__What is asked__
Extract each line of the records below that contains the word "单日新增病例".
··· Listed entries
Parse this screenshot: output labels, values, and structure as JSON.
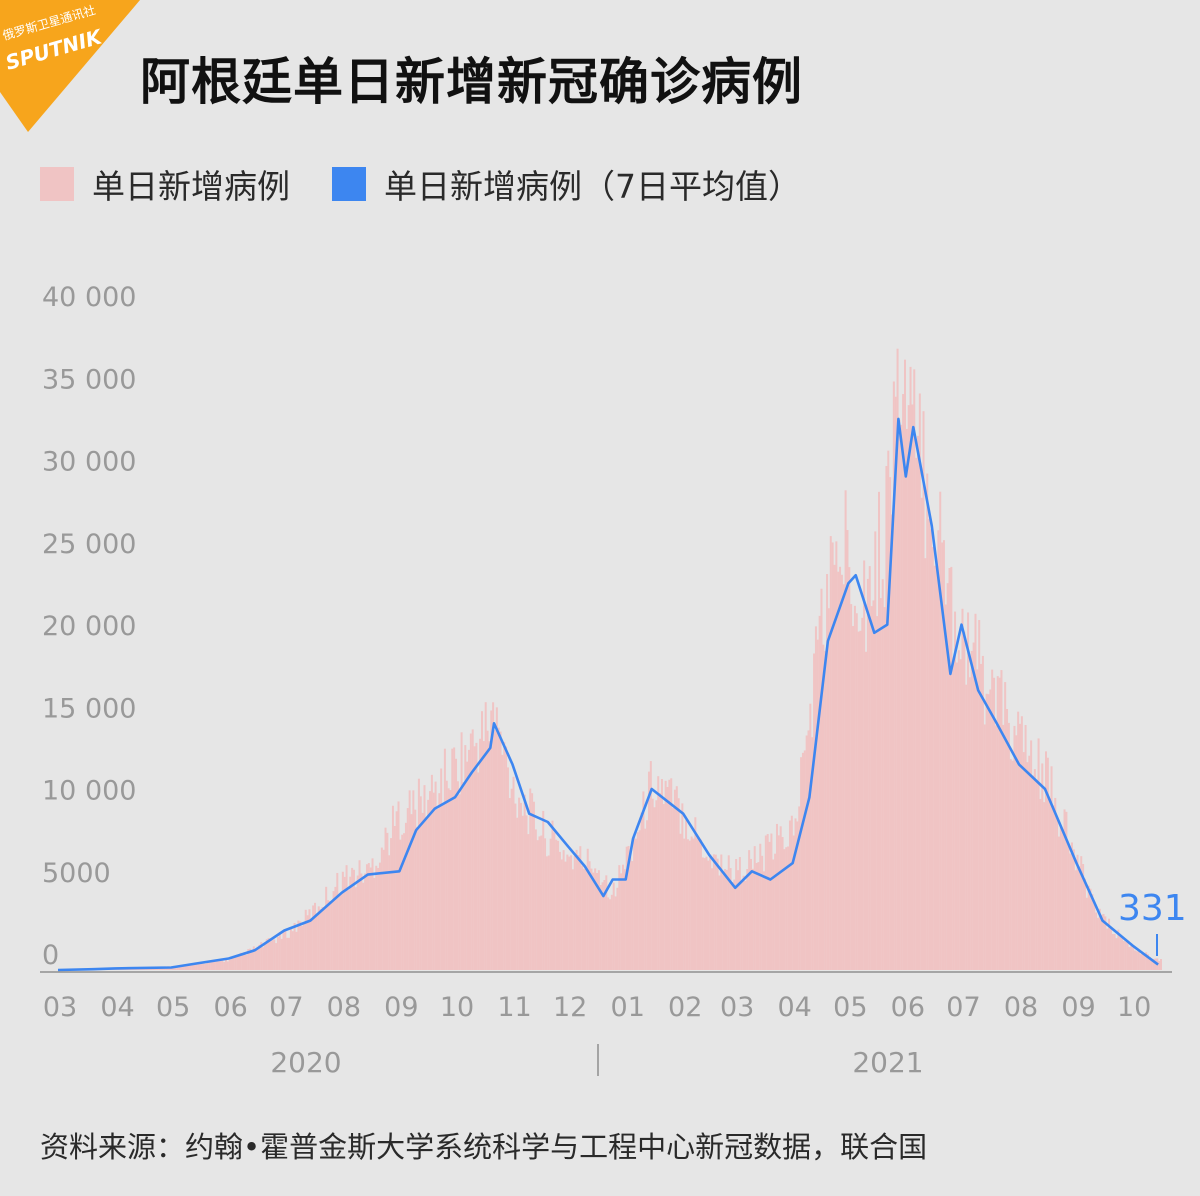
{
  "logo": {
    "agency": "俄罗斯卫星通讯社",
    "brand": "SPUTNIK",
    "color": "#f7a51c"
  },
  "title": "阿根廷单日新增新冠确诊病例",
  "legend": [
    {
      "label": "单日新增病例",
      "color": "#f0c4c4"
    },
    {
      "label": "单日新增病例（7日平均值）",
      "color": "#3d86f0"
    }
  ],
  "source": "资料来源：约翰•霍普金斯大学系统科学与工程中心新冠数据，联合国",
  "chart_data": {
    "type": "bar+line",
    "y_ticks": [
      "0",
      "5000",
      "10 000",
      "15 000",
      "20 000",
      "25 000",
      "30 000",
      "35 000",
      "40 000"
    ],
    "ylim": [
      0,
      42000
    ],
    "x_month_labels": [
      "03",
      "04",
      "05",
      "06",
      "07",
      "08",
      "09",
      "10",
      "11",
      "12",
      "01",
      "02",
      "03",
      "04",
      "05",
      "06",
      "07",
      "08",
      "09",
      "10"
    ],
    "x_range": [
      "2020-03-01",
      "2021-10-16"
    ],
    "years": [
      "2020",
      "2021"
    ],
    "end_value_label": "331",
    "series": [
      {
        "name": "单日新增病例",
        "kind": "bar",
        "color": "#f0c4c4",
        "approx_envelope": [
          [
            "2020-03-01",
            0
          ],
          [
            "2020-04-01",
            100
          ],
          [
            "2020-05-01",
            250
          ],
          [
            "2020-06-01",
            700
          ],
          [
            "2020-07-01",
            2500
          ],
          [
            "2020-07-15",
            4000
          ],
          [
            "2020-08-01",
            6500
          ],
          [
            "2020-08-15",
            7000
          ],
          [
            "2020-09-01",
            11000
          ],
          [
            "2020-09-15",
            12000
          ],
          [
            "2020-10-01",
            14500
          ],
          [
            "2020-10-15",
            16500
          ],
          [
            "2020-10-21",
            18000
          ],
          [
            "2020-11-01",
            13000
          ],
          [
            "2020-11-15",
            10000
          ],
          [
            "2020-12-01",
            8000
          ],
          [
            "2020-12-15",
            7500
          ],
          [
            "2020-12-25",
            5500
          ],
          [
            "2021-01-01",
            8000
          ],
          [
            "2021-01-10",
            11000
          ],
          [
            "2021-01-15",
            13500
          ],
          [
            "2021-02-01",
            11000
          ],
          [
            "2021-02-15",
            8000
          ],
          [
            "2021-03-01",
            7000
          ],
          [
            "2021-03-15",
            8000
          ],
          [
            "2021-04-01",
            10000
          ],
          [
            "2021-04-08",
            16000
          ],
          [
            "2021-04-15",
            24000
          ],
          [
            "2021-04-25",
            29500
          ],
          [
            "2021-05-01",
            29500
          ],
          [
            "2021-05-10",
            26500
          ],
          [
            "2021-05-20",
            30500
          ],
          [
            "2021-05-25",
            39000
          ],
          [
            "2021-05-28",
            41500
          ],
          [
            "2021-06-05",
            37000
          ],
          [
            "2021-06-15",
            33000
          ],
          [
            "2021-06-25",
            26000
          ],
          [
            "2021-07-01",
            24000
          ],
          [
            "2021-07-15",
            20000
          ],
          [
            "2021-08-01",
            16000
          ],
          [
            "2021-08-15",
            13500
          ],
          [
            "2021-09-01",
            7500
          ],
          [
            "2021-09-15",
            3500
          ],
          [
            "2021-10-01",
            1500
          ],
          [
            "2021-10-15",
            700
          ]
        ]
      },
      {
        "name": "单日新增病例（7日平均值）",
        "kind": "line",
        "color": "#3d86f0",
        "points": [
          [
            "2020-03-01",
            0
          ],
          [
            "2020-03-20",
            50
          ],
          [
            "2020-04-01",
            100
          ],
          [
            "2020-05-01",
            150
          ],
          [
            "2020-05-15",
            400
          ],
          [
            "2020-06-01",
            700
          ],
          [
            "2020-06-15",
            1200
          ],
          [
            "2020-07-01",
            2400
          ],
          [
            "2020-07-15",
            3000
          ],
          [
            "2020-08-01",
            4700
          ],
          [
            "2020-08-15",
            5800
          ],
          [
            "2020-09-01",
            6000
          ],
          [
            "2020-09-10",
            8500
          ],
          [
            "2020-09-20",
            9800
          ],
          [
            "2020-10-01",
            10500
          ],
          [
            "2020-10-10",
            12000
          ],
          [
            "2020-10-20",
            13500
          ],
          [
            "2020-10-22",
            15000
          ],
          [
            "2020-11-01",
            12500
          ],
          [
            "2020-11-10",
            9500
          ],
          [
            "2020-11-20",
            9000
          ],
          [
            "2020-12-01",
            7500
          ],
          [
            "2020-12-10",
            6300
          ],
          [
            "2020-12-20",
            4500
          ],
          [
            "2020-12-25",
            5500
          ],
          [
            "2021-01-01",
            5500
          ],
          [
            "2021-01-05",
            8000
          ],
          [
            "2021-01-15",
            11000
          ],
          [
            "2021-02-01",
            9500
          ],
          [
            "2021-02-15",
            7000
          ],
          [
            "2021-03-01",
            5000
          ],
          [
            "2021-03-10",
            6000
          ],
          [
            "2021-03-20",
            5500
          ],
          [
            "2021-04-01",
            6500
          ],
          [
            "2021-04-10",
            10500
          ],
          [
            "2021-04-20",
            20000
          ],
          [
            "2021-05-01",
            23500
          ],
          [
            "2021-05-05",
            24000
          ],
          [
            "2021-05-15",
            20500
          ],
          [
            "2021-05-22",
            21000
          ],
          [
            "2021-05-28",
            33500
          ],
          [
            "2021-06-01",
            30000
          ],
          [
            "2021-06-05",
            33000
          ],
          [
            "2021-06-15",
            27000
          ],
          [
            "2021-06-25",
            18000
          ],
          [
            "2021-07-01",
            21000
          ],
          [
            "2021-07-10",
            17000
          ],
          [
            "2021-07-20",
            15000
          ],
          [
            "2021-08-01",
            12500
          ],
          [
            "2021-08-15",
            11000
          ],
          [
            "2021-09-01",
            6500
          ],
          [
            "2021-09-15",
            3000
          ],
          [
            "2021-10-01",
            1500
          ],
          [
            "2021-10-15",
            331
          ]
        ]
      }
    ]
  }
}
······
__Solution to the exercise__
      "label": "单日新增病例",
      "label": "单日新增病例（7日平均值）",
        "name": "单日新增病例",
        "name": "单日新增病例（7日平均值）",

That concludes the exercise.